> **Listed records**
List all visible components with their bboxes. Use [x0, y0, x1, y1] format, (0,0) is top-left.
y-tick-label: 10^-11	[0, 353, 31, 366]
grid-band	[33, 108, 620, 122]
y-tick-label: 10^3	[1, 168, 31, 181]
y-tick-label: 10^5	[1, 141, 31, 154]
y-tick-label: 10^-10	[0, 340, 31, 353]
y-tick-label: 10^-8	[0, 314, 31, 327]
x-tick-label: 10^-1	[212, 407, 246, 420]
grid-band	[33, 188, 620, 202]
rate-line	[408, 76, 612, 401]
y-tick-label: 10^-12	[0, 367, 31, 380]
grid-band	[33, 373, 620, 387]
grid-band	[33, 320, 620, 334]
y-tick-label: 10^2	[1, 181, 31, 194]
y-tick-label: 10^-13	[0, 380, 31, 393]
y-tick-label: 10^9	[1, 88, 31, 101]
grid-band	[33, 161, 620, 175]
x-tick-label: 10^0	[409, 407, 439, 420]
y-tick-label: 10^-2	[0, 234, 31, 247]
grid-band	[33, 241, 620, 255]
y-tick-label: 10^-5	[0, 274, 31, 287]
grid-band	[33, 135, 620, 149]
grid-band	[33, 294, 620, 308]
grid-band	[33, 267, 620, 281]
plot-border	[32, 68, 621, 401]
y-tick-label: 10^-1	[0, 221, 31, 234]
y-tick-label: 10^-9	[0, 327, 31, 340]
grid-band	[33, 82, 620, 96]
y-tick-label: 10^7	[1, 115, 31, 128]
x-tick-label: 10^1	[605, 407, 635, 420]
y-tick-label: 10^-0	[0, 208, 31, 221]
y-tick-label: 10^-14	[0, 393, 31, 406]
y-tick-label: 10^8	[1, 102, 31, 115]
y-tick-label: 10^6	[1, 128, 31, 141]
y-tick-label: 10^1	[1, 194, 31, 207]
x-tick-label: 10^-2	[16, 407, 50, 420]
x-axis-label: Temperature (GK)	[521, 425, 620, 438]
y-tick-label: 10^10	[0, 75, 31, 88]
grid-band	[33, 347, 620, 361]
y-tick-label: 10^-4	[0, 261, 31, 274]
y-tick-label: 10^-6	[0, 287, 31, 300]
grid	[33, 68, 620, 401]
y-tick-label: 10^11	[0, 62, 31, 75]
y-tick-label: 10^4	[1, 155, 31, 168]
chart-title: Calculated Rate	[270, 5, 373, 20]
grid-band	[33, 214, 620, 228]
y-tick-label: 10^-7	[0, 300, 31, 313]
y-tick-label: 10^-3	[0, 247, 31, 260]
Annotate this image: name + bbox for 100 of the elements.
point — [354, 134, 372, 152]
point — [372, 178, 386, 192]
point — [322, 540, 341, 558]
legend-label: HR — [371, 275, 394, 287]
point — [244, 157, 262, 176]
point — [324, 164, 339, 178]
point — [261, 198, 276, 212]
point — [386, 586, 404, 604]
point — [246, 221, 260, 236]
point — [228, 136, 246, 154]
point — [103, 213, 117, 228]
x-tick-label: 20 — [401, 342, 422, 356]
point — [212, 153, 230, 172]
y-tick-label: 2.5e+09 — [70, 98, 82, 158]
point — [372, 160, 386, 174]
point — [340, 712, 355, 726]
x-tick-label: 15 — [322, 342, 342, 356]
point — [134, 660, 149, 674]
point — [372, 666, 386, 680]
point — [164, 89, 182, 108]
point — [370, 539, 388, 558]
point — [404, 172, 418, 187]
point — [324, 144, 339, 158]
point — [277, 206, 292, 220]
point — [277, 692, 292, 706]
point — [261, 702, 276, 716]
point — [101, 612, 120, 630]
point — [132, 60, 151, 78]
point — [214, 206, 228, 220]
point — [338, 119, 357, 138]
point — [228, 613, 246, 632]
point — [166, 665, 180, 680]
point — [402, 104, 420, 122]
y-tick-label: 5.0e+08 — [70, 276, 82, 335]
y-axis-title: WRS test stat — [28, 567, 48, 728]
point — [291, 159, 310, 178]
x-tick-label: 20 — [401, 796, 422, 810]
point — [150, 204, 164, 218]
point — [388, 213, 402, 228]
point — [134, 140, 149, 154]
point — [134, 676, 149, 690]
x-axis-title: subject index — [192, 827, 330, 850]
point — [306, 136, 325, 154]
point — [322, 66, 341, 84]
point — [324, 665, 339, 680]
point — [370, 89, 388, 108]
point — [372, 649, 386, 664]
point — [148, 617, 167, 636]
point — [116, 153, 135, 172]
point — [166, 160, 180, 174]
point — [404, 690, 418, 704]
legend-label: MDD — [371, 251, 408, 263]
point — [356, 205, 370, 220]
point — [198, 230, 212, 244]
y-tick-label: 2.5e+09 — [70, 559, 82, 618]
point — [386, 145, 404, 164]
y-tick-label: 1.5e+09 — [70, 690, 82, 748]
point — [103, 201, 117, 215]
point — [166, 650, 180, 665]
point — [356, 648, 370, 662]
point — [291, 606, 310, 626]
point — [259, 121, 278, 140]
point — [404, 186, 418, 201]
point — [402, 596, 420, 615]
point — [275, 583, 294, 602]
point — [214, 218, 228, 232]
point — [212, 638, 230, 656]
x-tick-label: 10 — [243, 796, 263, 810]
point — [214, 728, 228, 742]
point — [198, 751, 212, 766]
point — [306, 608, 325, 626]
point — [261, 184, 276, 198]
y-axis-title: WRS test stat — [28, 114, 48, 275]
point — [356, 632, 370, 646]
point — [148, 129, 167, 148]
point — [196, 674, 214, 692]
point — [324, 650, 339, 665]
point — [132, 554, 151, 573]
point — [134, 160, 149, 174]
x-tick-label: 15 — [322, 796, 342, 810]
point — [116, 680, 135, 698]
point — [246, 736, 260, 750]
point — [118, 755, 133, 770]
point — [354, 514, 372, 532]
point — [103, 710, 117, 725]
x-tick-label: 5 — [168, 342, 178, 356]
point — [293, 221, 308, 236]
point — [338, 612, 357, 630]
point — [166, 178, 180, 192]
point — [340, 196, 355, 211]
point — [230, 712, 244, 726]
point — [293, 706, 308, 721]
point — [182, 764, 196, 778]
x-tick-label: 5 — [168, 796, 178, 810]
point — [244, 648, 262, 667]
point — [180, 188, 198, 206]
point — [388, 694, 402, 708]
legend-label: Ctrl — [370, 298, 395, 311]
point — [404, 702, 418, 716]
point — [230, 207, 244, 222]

> **Stated problem**
Reproduce verbatim the part of the data that opens with its first line and closes with the line containing "76, 612, 401]", with both of those lines included.

> **Response**
List all visible components with their bboxes. Use [x0, y0, x1, y1] format, (0,0) is top-left.
y-tick-label: 10^-11	[0, 353, 31, 366]
grid-band	[33, 108, 620, 122]
y-tick-label: 10^3	[1, 168, 31, 181]
y-tick-label: 10^5	[1, 141, 31, 154]
y-tick-label: 10^-10	[0, 340, 31, 353]
y-tick-label: 10^-8	[0, 314, 31, 327]
x-tick-label: 10^-1	[212, 407, 246, 420]
grid-band	[33, 188, 620, 202]
rate-line	[408, 76, 612, 401]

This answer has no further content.